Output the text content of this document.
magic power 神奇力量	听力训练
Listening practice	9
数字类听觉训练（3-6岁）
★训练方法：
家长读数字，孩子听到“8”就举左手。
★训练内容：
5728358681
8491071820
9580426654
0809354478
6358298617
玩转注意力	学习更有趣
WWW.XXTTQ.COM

______

PROMPT — Your task is to quote all of the data word for word.

RESPONSE TO THE EXERCISE —
Output the text content of this document.
magic power 神奇力量	听力训练
Listening practice	9
数字类听觉训练（3-6岁）
★训练方法：
家长读数字，孩子听到“8”就举左手。
★训练内容：
5728358681
8491071820
9580426654
0809354478
6358298617
玩转注意力	学习更有趣
WWW.XXTTQ.COM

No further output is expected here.